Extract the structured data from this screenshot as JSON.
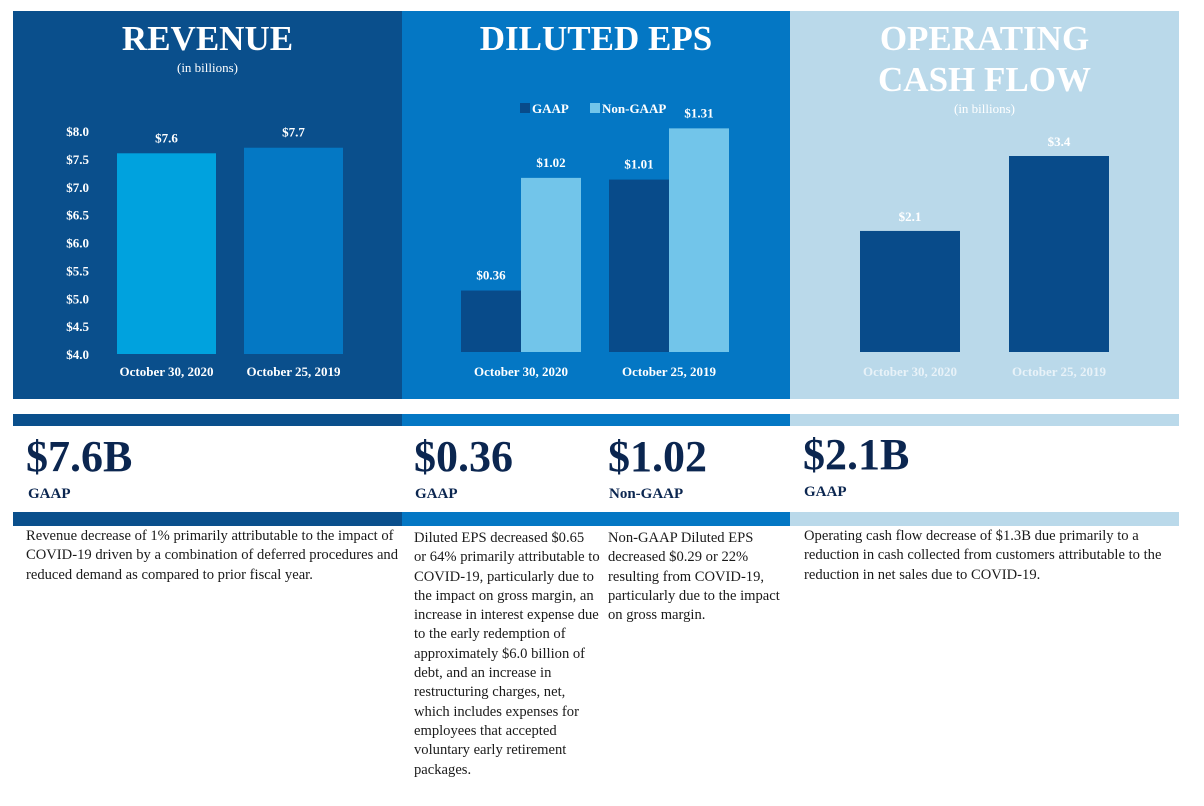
{
  "colors": {
    "revenue_panel": "#0a4f8c",
    "eps_panel": "#0477c4",
    "ocf_panel": "#bad9ea",
    "revenue_bar_2020": "#00a2de",
    "revenue_bar_2019": "#0478c4",
    "gaap_bar": "#084b8a",
    "nongaap_bar": "#72c5ea",
    "ocf_bar": "#084b8a",
    "kpi_text": "#0b2650",
    "ocf_label": "#e8f2f8"
  },
  "chart_data": [
    {
      "type": "bar",
      "title": "REVENUE",
      "subtitle": "(in billions)",
      "categories": [
        "October 30, 2020",
        "October 25, 2019"
      ],
      "values": [
        7.6,
        7.7
      ],
      "value_labels": [
        "$7.6",
        "$7.7"
      ],
      "ylim": [
        4.0,
        8.0
      ],
      "yticks": [
        "$8.0",
        "$7.5",
        "$7.0",
        "$6.5",
        "$6.0",
        "$5.5",
        "$5.0",
        "$4.5",
        "$4.0"
      ],
      "ytick_values": [
        8.0,
        7.5,
        7.0,
        6.5,
        6.0,
        5.5,
        5.0,
        4.5,
        4.0
      ]
    },
    {
      "type": "bar",
      "title": "DILUTED EPS",
      "categories": [
        "October 30, 2020",
        "October 25, 2019"
      ],
      "series": [
        {
          "name": "GAAP",
          "values": [
            0.36,
            1.01
          ],
          "value_labels": [
            "$0.36",
            "$1.01"
          ]
        },
        {
          "name": "Non-GAAP",
          "values": [
            1.02,
            1.31
          ],
          "value_labels": [
            "$1.02",
            "$1.31"
          ]
        }
      ],
      "legend": "top-center"
    },
    {
      "type": "bar",
      "title_line1": "OPERATING",
      "title_line2": "CASH FLOW",
      "subtitle": "(in billions)",
      "categories": [
        "October 30, 2020",
        "October 25, 2019"
      ],
      "values": [
        2.1,
        3.4
      ],
      "value_labels": [
        "$2.1",
        "$3.4"
      ]
    }
  ],
  "kpis": {
    "revenue": {
      "value": "$7.6B",
      "label": "GAAP",
      "description": "Revenue decrease of 1% primarily attributable to the impact of  COVID-19 driven by a combination of deferred procedures and reduced demand as compared to prior fiscal year."
    },
    "eps_gaap": {
      "value": "$0.36",
      "label": "GAAP",
      "description": "Diluted EPS decreased $0.65 or 64% primarily attributable to COVID-19, particularly due to the impact on gross margin, an increase in interest expense due to the early redemption of approximately $6.0 billion of debt, and an increase in restructuring charges, net, which includes expenses for employees that accepted voluntary early retirement packages."
    },
    "eps_nongaap": {
      "value": "$1.02",
      "label": "Non-GAAP",
      "description": "Non-GAAP Diluted EPS decreased $0.29 or 22% resulting from COVID-19, particularly due to the impact on gross margin."
    },
    "ocf": {
      "value": "$2.1B",
      "label": "GAAP",
      "description": "Operating cash flow decrease of $1.3B due primarily to a reduction in cash collected from customers attributable to the reduction in net sales due to COVID-19."
    }
  }
}
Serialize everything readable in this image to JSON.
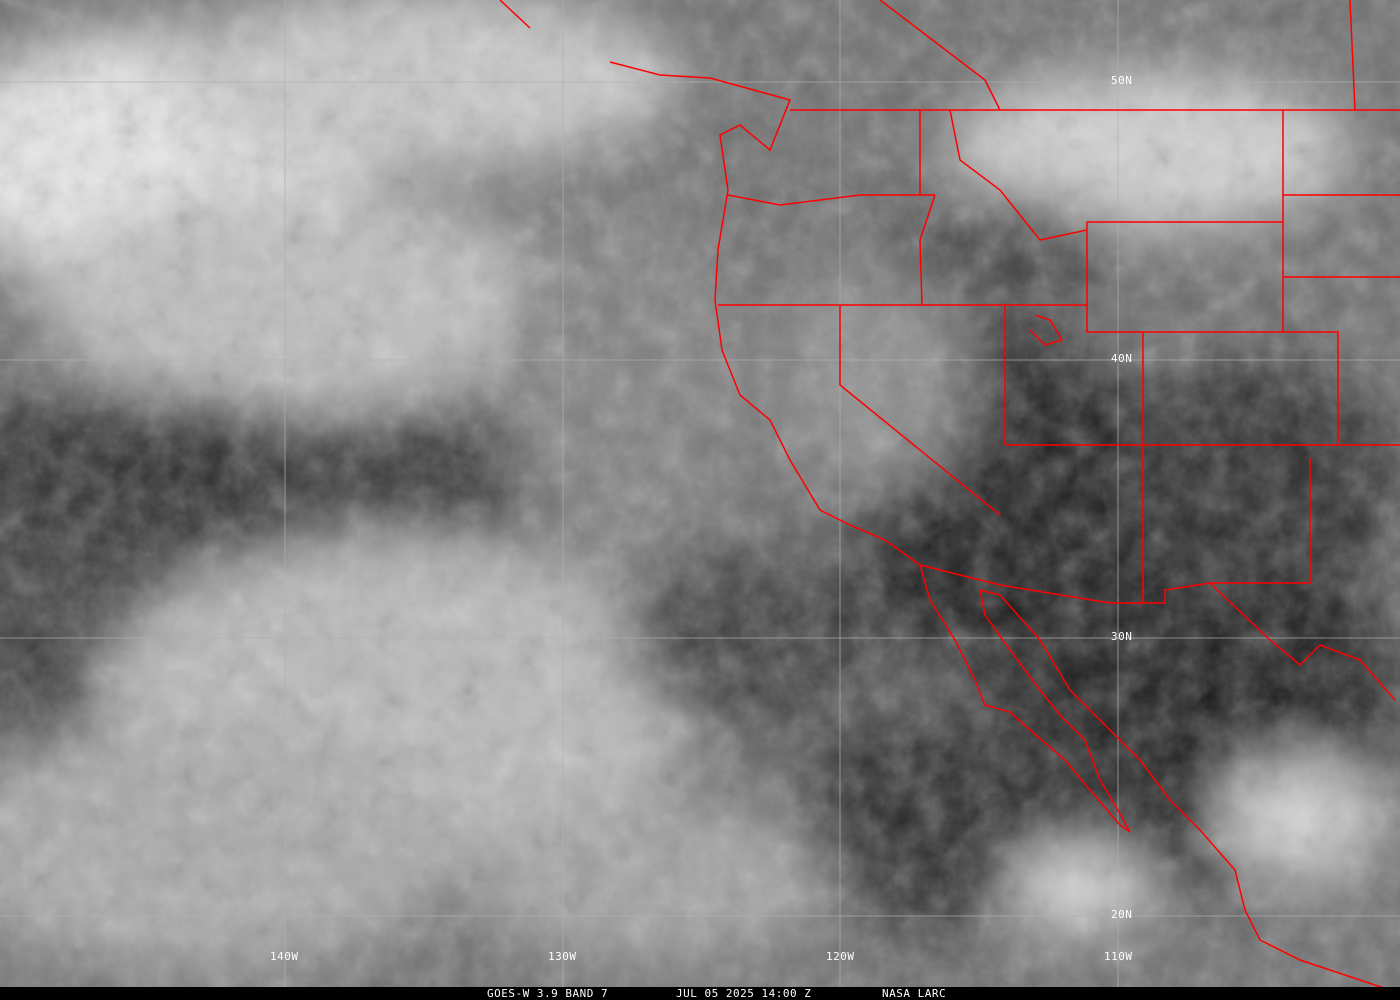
{
  "footer": {
    "satellite": "GOES-W 3.9 BAND 7",
    "datetime": "JUL 05 2025 14:00 Z",
    "source": "NASA LARC"
  },
  "grid": {
    "longitudes": [
      "140W",
      "130W",
      "120W",
      "110W"
    ],
    "latitudes": [
      "50N",
      "40N",
      "30N",
      "20N"
    ]
  },
  "colors": {
    "boundaries": "#ff0000",
    "grid": "#b0b0b0",
    "labels": "#ffffff"
  }
}
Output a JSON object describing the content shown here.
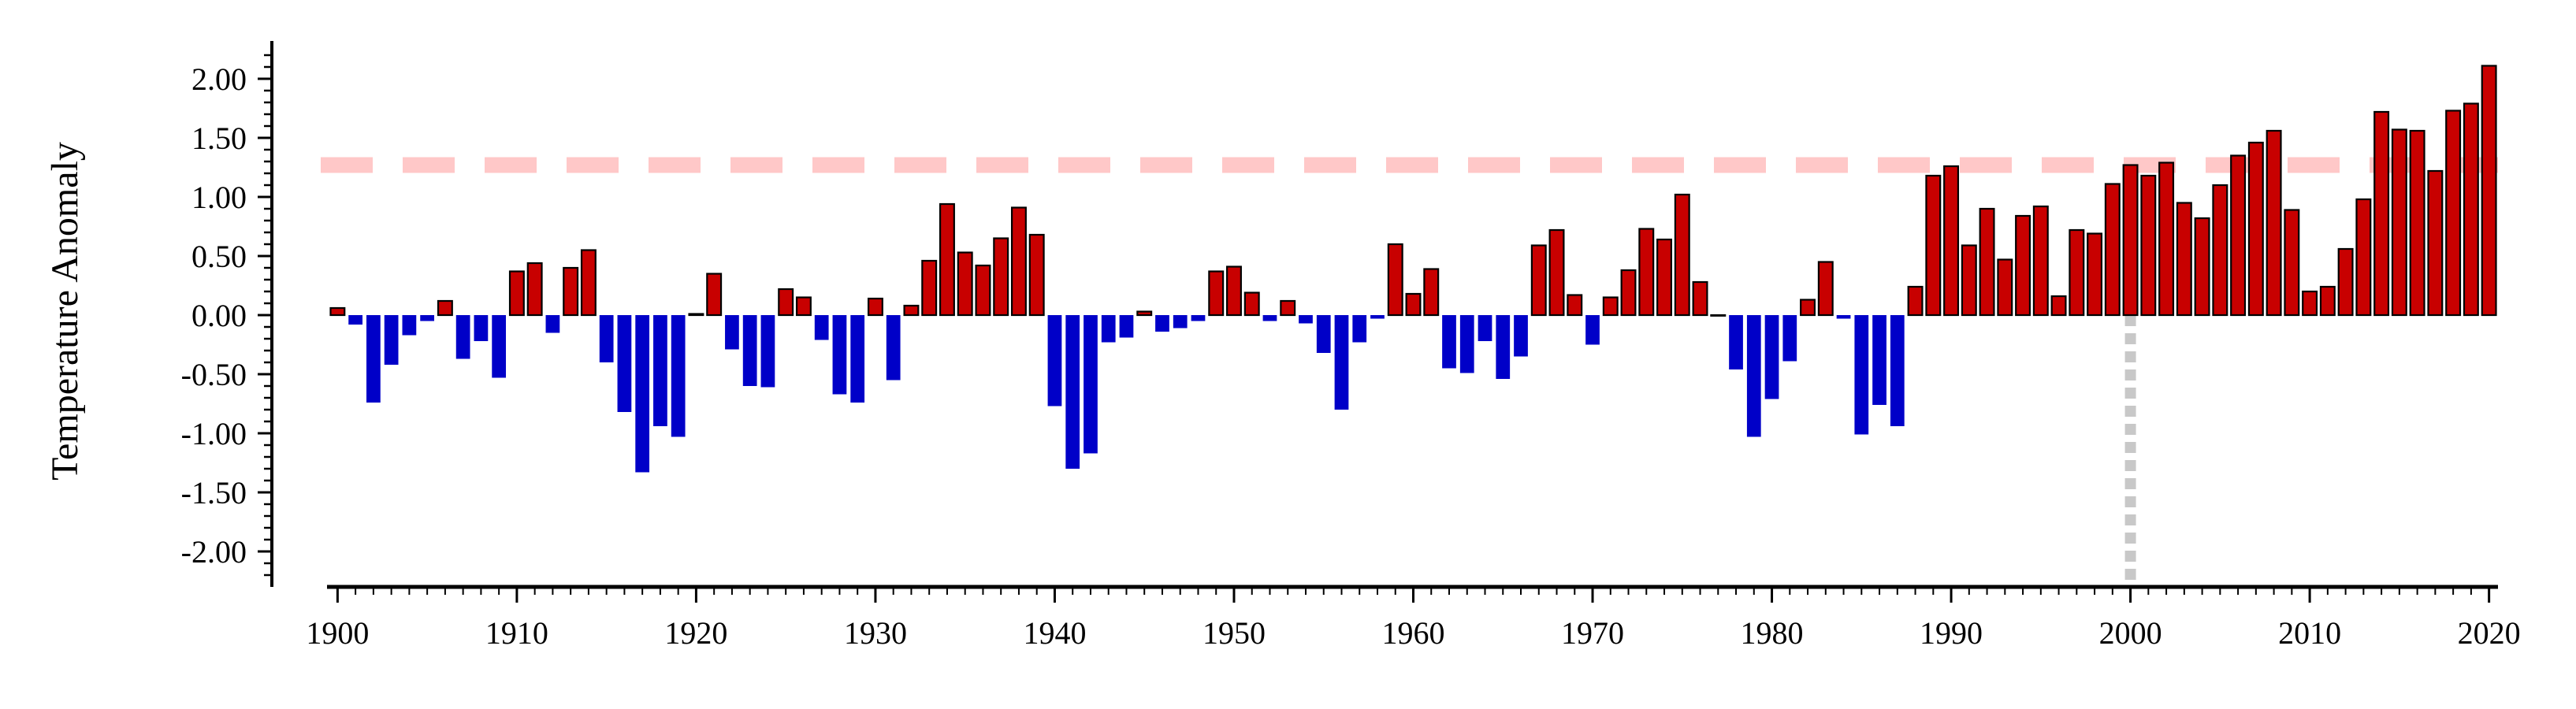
{
  "chart_data": {
    "type": "bar",
    "title": "",
    "xlabel": "",
    "ylabel": "Temperature Anomaly",
    "x_start": 1900,
    "x_end": 2020,
    "xlim": [
      1899.5,
      2020.5
    ],
    "ylim": [
      -2.3,
      2.3
    ],
    "y_ticks": [
      -2.0,
      -1.5,
      -1.0,
      -0.5,
      0.0,
      0.5,
      1.0,
      1.5,
      2.0
    ],
    "y_tick_labels": [
      "-2.00",
      "-1.50",
      "-1.00",
      "-0.50",
      "0.00",
      "0.50",
      "1.00",
      "1.50",
      "2.00"
    ],
    "x_ticks": [
      1900,
      1910,
      1920,
      1930,
      1940,
      1950,
      1960,
      1970,
      1980,
      1990,
      2000,
      2010,
      2020
    ],
    "x_tick_labels": [
      "1900",
      "1910",
      "1920",
      "1930",
      "1940",
      "1950",
      "1960",
      "1970",
      "1980",
      "1990",
      "2000",
      "2010",
      "2020"
    ],
    "values": [
      0.06,
      -0.08,
      -0.74,
      -0.42,
      -0.17,
      -0.05,
      0.12,
      -0.37,
      -0.22,
      -0.53,
      0.37,
      0.44,
      -0.15,
      0.4,
      0.55,
      -0.4,
      -0.82,
      -1.33,
      -0.94,
      -1.03,
      0.01,
      0.35,
      -0.29,
      -0.6,
      -0.61,
      0.22,
      0.15,
      -0.21,
      -0.67,
      -0.74,
      0.14,
      -0.55,
      0.08,
      0.46,
      0.94,
      0.53,
      0.42,
      0.65,
      0.91,
      0.68,
      -0.77,
      -1.3,
      -1.17,
      -0.23,
      -0.19,
      0.03,
      -0.14,
      -0.11,
      -0.05,
      0.37,
      0.41,
      0.19,
      -0.05,
      0.12,
      -0.07,
      -0.32,
      -0.8,
      -0.23,
      -0.03,
      0.6,
      0.18,
      0.39,
      -0.45,
      -0.49,
      -0.22,
      -0.54,
      -0.35,
      0.59,
      0.72,
      0.17,
      -0.25,
      0.15,
      0.38,
      0.73,
      0.64,
      1.02,
      0.28,
      0.0,
      -0.46,
      -1.03,
      -0.71,
      -0.39,
      0.13,
      0.45,
      -0.03,
      -1.01,
      -0.76,
      -0.94,
      0.24,
      1.18,
      1.26,
      0.59,
      0.9,
      0.47,
      0.84,
      0.92,
      0.16,
      0.72,
      0.69,
      1.11,
      1.27,
      1.18,
      1.29,
      0.95,
      0.82,
      1.1,
      1.35,
      1.46,
      1.56,
      0.89,
      0.2,
      0.24,
      0.56,
      0.98,
      1.72,
      1.57,
      1.56,
      1.22,
      1.73,
      1.79,
      2.11
    ],
    "positive_color": "#c80000",
    "negative_color": "#0000c8",
    "reference_line": {
      "y": 1.27,
      "color": "#ffc8c8"
    },
    "marker_line": {
      "x": 2000,
      "color": "#c8c8c8"
    },
    "grid": false,
    "legend": "none"
  }
}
┄┄┄┄┄┄
WHAT IS NEEDED
Copy down every line of the entries containing the word "description".

EXERCISE RESPONSE
      "description": "Revenue decrease of 1% primarily attributable to the impact of  COVID-19 driven by a combination of deferred procedures and reduced demand as compared to prior fiscal year."
      "description": "Diluted EPS decreased $0.65 or 64% primarily attributable to COVID-19, particularly due to the impact on gross margin, an increase in interest expense due to the early redemption of approximately $6.0 billion of debt, and an increase in restructuring charges, net, which includes expenses for employees that accepted voluntary early retirement packages."
      "description": "Non-GAAP Diluted EPS decreased $0.29 or 22% resulting from COVID-19, particularly due to the impact on gross margin."
      "description": "Operating cash flow decrease of $1.3B due primarily to a reduction in cash collected from customers attributable to the reduction in net sales due to COVID-19."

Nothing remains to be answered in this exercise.